(Objective): Write out the data below line for line, without changing a single character.
◇ ◇ ◇
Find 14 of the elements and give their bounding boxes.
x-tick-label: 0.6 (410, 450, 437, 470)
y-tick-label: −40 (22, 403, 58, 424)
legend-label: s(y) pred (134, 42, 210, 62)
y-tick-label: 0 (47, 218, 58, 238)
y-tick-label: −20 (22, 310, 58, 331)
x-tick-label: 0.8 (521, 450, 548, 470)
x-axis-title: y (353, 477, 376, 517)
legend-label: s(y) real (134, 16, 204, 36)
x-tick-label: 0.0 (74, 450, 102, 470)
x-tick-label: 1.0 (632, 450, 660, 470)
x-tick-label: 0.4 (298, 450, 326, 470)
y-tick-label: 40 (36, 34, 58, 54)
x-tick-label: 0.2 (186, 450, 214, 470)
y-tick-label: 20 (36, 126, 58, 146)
◇ ◇ ◇
(Solution to this task):
Find 14 of the elements and give their bounding boxes.
x-tick-label: 0.6 (410, 450, 437, 470)
y-tick-label: −40 (22, 403, 58, 424)
legend-label: s(y) pred (134, 42, 210, 62)
y-tick-label: 0 (47, 218, 58, 238)
y-tick-label: −20 (22, 310, 58, 331)
x-tick-label: 0.8 (521, 450, 548, 470)
x-axis-title: y (353, 477, 376, 517)
legend-label: s(y) real (134, 16, 204, 36)
x-tick-label: 0.0 (74, 450, 102, 470)
x-tick-label: 1.0 (632, 450, 660, 470)
x-tick-label: 0.4 (298, 450, 326, 470)
y-tick-label: 40 (36, 34, 58, 54)
x-tick-label: 0.2 (186, 450, 214, 470)
y-tick-label: 20 (36, 126, 58, 146)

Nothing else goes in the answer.